■ **WORK TO BE COMPLETED**
Copy out all of the data exactly as it appears.

(Dataset entries)
/---

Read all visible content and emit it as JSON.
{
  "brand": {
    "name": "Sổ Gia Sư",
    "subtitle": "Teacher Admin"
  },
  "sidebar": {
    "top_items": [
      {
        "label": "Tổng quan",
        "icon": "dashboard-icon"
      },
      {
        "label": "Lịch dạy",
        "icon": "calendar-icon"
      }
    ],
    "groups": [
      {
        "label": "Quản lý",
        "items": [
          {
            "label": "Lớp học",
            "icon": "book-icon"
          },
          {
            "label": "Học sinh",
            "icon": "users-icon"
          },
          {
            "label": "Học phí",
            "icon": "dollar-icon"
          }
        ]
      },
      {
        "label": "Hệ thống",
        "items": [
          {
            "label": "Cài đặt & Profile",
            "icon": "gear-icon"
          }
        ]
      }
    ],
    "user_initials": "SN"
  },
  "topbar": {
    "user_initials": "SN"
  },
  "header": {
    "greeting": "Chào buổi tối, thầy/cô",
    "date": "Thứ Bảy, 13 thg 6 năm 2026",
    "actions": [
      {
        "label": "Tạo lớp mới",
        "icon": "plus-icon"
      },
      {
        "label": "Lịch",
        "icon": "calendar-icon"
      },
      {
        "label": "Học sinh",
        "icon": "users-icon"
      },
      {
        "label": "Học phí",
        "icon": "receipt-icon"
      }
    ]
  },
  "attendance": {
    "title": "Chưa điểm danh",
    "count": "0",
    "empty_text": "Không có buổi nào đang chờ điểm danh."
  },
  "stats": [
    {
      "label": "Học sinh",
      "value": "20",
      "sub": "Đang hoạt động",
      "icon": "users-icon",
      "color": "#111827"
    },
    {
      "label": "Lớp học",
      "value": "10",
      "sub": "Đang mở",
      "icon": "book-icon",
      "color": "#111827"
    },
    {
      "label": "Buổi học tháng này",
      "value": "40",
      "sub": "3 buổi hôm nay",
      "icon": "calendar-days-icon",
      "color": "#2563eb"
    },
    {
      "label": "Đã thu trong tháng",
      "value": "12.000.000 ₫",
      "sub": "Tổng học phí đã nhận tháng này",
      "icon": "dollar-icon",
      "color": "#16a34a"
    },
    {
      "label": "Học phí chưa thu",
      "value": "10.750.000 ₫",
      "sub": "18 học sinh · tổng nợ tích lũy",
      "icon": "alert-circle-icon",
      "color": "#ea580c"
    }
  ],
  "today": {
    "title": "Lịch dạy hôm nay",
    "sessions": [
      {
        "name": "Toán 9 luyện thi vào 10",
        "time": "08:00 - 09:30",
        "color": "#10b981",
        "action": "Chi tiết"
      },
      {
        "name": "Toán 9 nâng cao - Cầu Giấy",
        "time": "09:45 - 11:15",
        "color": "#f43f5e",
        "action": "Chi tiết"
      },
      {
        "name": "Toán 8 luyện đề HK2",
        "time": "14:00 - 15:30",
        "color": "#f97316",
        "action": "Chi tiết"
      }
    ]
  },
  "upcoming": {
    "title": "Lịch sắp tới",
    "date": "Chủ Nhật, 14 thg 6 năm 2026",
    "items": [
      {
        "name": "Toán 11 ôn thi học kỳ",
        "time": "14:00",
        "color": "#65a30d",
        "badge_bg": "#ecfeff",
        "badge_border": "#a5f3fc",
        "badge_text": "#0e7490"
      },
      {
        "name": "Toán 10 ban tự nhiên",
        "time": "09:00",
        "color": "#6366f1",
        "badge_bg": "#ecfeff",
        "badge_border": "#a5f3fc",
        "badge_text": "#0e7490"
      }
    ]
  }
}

\---

■ **TASK OUTPUT**
Read all visible content and emit it as JSON.
{
  "brand": {
    "name": "Sổ Gia Sư",
    "subtitle": "Teacher Admin"
  },
  "sidebar": {
    "top_items": [
      {
        "label": "Tổng quan",
        "icon": "dashboard-icon"
      },
      {
        "label": "Lịch dạy",
        "icon": "calendar-icon"
      }
    ],
    "groups": [
      {
        "label": "Quản lý",
        "items": [
          {
            "label": "Lớp học",
            "icon": "book-icon"
          },
          {
            "label": "Học sinh",
            "icon": "users-icon"
          },
          {
            "label": "Học phí",
            "icon": "dollar-icon"
          }
        ]
      },
      {
        "label": "Hệ thống",
        "items": [
          {
            "label": "Cài đặt & Profile",
            "icon": "gear-icon"
          }
        ]
      }
    ],
    "user_initials": "SN"
  },
  "topbar": {
    "user_initials": "SN"
  },
  "header": {
    "greeting": "Chào buổi tối, thầy/cô",
    "date": "Thứ Bảy, 13 thg 6 năm 2026",
    "actions": [
      {
        "label": "Tạo lớp mới",
        "icon": "plus-icon"
      },
      {
        "label": "Lịch",
        "icon": "calendar-icon"
      },
      {
        "label": "Học sinh",
        "icon": "users-icon"
      },
      {
        "label": "Học phí",
        "icon": "receipt-icon"
      }
    ]
  },
  "attendance": {
    "title": "Chưa điểm danh",
    "count": "0",
    "empty_text": "Không có buổi nào đang chờ điểm danh."
  },
  "stats": [
    {
      "label": "Học sinh",
      "value": "20",
      "sub": "Đang hoạt động",
      "icon": "users-icon",
      "color": "#111827"
    },
    {
      "label": "Lớp học",
      "value": "10",
      "sub": "Đang mở",
      "icon": "book-icon",
      "color": "#111827"
    },
    {
      "label": "Buổi học tháng này",
      "value": "40",
      "sub": "3 buổi hôm nay",
      "icon": "calendar-days-icon",
      "color": "#2563eb"
    },
    {
      "label": "Đã thu trong tháng",
      "value": "12.000.000 ₫",
      "sub": "Tổng học phí đã nhận tháng này",
      "icon": "dollar-icon",
      "color": "#16a34a"
    },
    {
      "label": "Học phí chưa thu",
      "value": "10.750.000 ₫",
      "sub": "18 học sinh · tổng nợ tích lũy",
      "icon": "alert-circle-icon",
      "color": "#ea580c"
    }
  ],
  "today": {
    "title": "Lịch dạy hôm nay",
    "sessions": [
      {
        "name": "Toán 9 luyện thi vào 10",
        "time": "08:00 - 09:30",
        "color": "#10b981",
        "action": "Chi tiết"
      },
      {
        "name": "Toán 9 nâng cao - Cầu Giấy",
        "time": "09:45 - 11:15",
        "color": "#f43f5e",
        "action": "Chi tiết"
      },
      {
        "name": "Toán 8 luyện đề HK2",
        "time": "14:00 - 15:30",
        "color": "#f97316",
        "action": "Chi tiết"
      }
    ]
  },
  "upcoming": {
    "title": "Lịch sắp tới",
    "date": "Chủ Nhật, 14 thg 6 năm 2026",
    "items": [
      {
        "name": "Toán 11 ôn thi học kỳ",
        "time": "14:00",
        "color": "#65a30d",
        "badge_bg": "#ecfeff",
        "badge_border": "#a5f3fc",
        "badge_text": "#0e7490"
      },
      {
        "name": "Toán 10 ban tự nhiên",
        "time": "09:00",
        "color": "#6366f1",
        "badge_bg": "#ecfeff",
        "badge_border": "#a5f3fc",
        "badge_text": "#0e7490"
      }
    ]
  }
}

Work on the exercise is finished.